• Aim of the exercise:
Tally up the lines below that include the word "color". Answer with the number alone.

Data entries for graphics
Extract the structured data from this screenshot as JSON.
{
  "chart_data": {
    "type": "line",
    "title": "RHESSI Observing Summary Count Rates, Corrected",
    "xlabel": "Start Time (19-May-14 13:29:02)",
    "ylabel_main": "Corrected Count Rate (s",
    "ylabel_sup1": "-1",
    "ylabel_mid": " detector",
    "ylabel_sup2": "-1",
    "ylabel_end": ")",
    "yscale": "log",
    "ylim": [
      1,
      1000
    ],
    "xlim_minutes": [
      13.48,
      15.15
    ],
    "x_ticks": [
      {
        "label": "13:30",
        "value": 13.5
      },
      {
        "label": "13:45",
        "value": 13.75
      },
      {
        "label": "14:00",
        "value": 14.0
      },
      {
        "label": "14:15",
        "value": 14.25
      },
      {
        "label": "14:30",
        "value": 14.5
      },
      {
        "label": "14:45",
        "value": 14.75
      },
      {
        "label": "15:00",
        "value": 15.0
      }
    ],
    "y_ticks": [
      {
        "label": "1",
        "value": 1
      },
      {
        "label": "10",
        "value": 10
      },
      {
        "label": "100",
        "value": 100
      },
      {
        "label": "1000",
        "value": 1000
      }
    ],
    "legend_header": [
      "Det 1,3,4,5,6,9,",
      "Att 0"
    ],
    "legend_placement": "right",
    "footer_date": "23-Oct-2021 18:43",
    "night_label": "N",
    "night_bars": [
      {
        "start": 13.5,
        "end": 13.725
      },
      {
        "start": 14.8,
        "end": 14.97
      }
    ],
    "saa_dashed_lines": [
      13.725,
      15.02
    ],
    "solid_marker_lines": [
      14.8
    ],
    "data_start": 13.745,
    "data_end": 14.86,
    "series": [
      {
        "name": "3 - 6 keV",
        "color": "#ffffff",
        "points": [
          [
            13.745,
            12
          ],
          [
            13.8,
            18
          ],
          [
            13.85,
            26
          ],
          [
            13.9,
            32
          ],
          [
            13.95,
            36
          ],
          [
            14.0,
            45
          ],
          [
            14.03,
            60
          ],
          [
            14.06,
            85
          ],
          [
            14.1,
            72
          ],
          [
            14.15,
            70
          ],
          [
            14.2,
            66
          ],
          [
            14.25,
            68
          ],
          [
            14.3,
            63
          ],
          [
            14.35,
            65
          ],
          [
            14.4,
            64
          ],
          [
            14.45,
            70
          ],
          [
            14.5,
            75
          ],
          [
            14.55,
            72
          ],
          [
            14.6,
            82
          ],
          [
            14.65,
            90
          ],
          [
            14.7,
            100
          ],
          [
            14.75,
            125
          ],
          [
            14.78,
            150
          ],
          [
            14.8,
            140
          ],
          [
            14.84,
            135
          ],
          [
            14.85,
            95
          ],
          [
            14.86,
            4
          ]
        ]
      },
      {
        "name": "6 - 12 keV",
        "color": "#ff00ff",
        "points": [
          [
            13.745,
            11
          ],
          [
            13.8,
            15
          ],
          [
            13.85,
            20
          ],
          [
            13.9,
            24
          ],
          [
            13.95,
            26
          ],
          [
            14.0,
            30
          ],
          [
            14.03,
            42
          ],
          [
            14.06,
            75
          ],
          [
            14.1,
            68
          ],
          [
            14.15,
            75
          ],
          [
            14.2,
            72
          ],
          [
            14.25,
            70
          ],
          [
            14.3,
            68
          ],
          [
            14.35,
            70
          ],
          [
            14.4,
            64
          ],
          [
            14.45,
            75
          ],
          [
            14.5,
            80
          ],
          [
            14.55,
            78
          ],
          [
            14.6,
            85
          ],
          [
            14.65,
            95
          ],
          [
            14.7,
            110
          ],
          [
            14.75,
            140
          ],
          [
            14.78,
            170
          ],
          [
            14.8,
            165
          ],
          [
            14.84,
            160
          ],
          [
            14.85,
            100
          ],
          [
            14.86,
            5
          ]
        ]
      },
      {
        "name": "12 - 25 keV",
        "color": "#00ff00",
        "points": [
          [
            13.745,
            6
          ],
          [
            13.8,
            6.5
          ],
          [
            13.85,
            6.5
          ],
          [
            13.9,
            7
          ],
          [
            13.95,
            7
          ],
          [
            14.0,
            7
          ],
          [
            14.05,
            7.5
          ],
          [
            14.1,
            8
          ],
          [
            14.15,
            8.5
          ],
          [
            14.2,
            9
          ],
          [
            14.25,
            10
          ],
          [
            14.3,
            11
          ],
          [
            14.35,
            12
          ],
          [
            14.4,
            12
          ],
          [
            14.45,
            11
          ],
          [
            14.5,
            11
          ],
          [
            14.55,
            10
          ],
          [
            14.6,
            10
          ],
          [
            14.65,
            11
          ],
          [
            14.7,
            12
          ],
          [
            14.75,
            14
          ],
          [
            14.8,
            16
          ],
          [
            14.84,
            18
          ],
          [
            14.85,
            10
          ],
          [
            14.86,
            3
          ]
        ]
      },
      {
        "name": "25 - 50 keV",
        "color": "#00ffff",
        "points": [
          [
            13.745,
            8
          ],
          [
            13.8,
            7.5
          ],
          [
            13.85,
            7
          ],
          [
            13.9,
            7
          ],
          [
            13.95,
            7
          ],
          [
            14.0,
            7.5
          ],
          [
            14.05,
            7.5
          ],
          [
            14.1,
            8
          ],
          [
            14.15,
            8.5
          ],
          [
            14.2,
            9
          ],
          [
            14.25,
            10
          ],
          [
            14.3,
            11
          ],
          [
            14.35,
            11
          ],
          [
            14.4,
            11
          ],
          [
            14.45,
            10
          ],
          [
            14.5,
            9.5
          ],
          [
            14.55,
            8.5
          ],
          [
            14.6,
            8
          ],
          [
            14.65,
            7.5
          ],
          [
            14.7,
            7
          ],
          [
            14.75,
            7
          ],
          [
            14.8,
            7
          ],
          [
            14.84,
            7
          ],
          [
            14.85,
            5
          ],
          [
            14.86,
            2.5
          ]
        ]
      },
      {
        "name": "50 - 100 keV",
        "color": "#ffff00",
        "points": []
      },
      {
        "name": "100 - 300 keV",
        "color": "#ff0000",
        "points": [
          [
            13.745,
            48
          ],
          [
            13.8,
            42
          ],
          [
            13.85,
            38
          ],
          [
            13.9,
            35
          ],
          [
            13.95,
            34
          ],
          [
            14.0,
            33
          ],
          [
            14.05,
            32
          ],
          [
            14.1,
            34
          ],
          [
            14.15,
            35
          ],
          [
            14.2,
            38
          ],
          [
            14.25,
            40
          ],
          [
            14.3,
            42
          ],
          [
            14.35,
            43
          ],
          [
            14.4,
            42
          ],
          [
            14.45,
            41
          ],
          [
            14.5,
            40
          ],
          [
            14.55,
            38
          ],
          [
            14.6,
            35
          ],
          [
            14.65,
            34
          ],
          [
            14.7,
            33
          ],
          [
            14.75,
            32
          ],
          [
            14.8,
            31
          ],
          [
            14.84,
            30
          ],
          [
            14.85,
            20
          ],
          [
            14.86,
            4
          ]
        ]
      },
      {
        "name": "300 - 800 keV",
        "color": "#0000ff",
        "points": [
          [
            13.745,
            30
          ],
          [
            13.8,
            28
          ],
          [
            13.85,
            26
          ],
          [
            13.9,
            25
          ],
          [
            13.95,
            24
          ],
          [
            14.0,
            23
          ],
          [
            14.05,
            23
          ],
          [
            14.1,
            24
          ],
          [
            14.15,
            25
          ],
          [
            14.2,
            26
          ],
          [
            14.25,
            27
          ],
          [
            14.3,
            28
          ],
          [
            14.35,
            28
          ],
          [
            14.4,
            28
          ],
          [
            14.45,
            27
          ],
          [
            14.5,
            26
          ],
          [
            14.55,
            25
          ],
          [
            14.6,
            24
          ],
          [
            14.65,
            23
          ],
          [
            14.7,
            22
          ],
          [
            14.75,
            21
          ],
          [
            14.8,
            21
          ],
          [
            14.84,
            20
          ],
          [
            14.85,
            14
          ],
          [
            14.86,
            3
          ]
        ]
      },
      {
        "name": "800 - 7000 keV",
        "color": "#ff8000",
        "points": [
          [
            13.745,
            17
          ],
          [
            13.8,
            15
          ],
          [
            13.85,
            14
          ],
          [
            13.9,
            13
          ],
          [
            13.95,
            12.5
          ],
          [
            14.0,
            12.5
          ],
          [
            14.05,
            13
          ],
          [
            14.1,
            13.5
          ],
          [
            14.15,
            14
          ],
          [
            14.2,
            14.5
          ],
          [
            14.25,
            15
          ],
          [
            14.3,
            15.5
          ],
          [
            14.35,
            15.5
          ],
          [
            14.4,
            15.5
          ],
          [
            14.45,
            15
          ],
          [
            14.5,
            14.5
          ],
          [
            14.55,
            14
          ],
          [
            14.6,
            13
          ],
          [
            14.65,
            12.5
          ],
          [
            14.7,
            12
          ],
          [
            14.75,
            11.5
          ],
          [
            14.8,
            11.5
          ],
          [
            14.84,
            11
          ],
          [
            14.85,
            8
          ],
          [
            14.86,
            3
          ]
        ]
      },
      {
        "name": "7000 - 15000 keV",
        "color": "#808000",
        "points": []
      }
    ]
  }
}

• Exercise output:
9